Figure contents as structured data
══════════

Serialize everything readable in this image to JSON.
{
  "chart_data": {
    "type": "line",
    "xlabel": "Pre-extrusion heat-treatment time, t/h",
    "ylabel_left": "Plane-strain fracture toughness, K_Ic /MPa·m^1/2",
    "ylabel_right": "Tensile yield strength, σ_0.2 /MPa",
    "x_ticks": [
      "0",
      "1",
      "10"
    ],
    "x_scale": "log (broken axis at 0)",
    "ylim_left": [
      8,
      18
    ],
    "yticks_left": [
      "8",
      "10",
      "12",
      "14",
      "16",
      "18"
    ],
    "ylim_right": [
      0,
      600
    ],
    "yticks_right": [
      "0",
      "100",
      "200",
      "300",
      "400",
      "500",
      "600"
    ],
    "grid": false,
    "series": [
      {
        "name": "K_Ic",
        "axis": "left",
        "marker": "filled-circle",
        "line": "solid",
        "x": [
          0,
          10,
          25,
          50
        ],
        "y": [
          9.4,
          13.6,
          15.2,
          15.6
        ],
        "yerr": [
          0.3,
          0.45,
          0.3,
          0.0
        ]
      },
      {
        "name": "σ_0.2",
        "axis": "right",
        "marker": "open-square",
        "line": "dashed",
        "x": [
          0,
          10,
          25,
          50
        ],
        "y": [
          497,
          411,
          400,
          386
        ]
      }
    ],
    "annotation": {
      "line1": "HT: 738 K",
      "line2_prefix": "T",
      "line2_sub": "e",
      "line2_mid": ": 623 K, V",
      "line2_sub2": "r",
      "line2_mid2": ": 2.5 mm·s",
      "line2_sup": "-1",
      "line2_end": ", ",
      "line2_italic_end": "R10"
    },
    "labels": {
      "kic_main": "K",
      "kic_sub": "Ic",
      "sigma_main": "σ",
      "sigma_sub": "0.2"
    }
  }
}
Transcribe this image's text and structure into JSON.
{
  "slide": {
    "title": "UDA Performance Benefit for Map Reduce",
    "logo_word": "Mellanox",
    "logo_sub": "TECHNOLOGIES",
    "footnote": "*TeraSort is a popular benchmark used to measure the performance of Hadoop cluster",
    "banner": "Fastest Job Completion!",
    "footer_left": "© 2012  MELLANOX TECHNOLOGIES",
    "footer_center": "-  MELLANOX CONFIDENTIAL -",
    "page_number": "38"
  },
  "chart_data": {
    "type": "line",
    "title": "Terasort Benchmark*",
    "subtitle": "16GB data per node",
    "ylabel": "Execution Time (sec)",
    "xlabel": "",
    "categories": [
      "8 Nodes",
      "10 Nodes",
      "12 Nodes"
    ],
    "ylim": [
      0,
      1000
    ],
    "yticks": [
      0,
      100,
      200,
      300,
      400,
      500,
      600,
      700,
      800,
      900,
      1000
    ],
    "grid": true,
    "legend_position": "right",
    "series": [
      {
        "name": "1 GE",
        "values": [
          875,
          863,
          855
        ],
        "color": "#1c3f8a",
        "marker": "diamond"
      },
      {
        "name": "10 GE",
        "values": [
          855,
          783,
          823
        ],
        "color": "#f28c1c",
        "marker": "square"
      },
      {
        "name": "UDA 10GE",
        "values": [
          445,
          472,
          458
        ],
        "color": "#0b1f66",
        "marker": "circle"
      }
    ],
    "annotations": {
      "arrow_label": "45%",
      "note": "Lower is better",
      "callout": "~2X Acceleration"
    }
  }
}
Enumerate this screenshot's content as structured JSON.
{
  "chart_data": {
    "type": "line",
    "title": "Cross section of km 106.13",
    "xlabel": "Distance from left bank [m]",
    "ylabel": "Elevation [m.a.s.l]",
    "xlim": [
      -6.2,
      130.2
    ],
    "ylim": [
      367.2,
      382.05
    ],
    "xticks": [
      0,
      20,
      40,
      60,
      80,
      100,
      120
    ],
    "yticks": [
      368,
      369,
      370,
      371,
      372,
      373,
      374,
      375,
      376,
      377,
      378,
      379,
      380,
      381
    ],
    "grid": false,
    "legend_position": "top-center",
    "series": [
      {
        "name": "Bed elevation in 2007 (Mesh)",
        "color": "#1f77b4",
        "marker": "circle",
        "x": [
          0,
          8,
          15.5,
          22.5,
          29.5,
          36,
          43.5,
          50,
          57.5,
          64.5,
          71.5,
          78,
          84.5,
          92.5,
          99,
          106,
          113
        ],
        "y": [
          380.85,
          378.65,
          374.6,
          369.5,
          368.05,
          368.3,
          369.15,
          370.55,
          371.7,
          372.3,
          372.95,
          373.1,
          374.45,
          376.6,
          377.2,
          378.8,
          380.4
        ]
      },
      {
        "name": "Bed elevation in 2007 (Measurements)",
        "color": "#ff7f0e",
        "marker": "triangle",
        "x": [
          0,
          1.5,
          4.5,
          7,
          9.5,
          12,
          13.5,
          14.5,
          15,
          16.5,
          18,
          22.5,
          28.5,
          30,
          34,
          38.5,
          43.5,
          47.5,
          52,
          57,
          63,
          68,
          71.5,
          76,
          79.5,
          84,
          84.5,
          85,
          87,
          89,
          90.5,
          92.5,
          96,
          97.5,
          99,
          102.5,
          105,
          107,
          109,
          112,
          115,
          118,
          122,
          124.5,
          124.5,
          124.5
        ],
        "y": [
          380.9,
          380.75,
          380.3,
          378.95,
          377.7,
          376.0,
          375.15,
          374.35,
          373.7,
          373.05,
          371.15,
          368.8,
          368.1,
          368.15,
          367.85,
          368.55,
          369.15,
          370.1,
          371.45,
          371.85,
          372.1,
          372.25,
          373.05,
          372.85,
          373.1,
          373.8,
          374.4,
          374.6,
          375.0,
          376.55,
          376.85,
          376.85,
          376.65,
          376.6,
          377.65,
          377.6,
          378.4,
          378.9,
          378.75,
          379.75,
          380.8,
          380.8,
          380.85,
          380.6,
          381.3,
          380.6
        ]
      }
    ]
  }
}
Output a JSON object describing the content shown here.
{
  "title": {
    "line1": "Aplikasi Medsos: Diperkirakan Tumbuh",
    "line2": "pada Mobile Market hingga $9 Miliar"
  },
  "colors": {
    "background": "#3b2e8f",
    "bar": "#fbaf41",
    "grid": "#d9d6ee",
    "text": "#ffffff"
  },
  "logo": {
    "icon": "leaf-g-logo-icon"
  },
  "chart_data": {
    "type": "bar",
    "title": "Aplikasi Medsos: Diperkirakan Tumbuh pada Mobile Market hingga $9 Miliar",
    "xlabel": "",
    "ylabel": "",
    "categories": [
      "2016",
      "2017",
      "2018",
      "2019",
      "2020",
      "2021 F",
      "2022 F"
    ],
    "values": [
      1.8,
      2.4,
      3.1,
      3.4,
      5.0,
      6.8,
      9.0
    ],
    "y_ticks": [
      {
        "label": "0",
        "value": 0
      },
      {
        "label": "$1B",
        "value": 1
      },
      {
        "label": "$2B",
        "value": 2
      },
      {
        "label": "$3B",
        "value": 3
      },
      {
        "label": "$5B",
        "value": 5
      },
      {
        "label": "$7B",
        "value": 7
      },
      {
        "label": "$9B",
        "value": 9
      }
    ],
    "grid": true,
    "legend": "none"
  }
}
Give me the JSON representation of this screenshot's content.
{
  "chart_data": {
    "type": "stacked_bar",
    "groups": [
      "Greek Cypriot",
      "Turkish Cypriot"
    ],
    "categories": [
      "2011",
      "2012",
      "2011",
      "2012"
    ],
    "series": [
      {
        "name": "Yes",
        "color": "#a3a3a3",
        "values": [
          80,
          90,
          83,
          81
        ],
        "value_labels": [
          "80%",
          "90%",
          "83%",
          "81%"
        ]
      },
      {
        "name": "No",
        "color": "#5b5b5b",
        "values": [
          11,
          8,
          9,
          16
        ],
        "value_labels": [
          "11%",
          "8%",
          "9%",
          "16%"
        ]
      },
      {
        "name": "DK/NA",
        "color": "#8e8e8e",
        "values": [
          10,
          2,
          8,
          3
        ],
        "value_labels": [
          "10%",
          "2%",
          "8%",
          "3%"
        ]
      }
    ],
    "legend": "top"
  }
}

══════════

- [Exercise objective]:
Pick every line with "pada" in it and copy it.

- [Correct response]:
    "line2": "pada Mobile Market hingga $9 Miliar"
    "title": "Aplikasi Medsos: Diperkirakan Tumbuh pada Mobile Market hingga $9 Miliar",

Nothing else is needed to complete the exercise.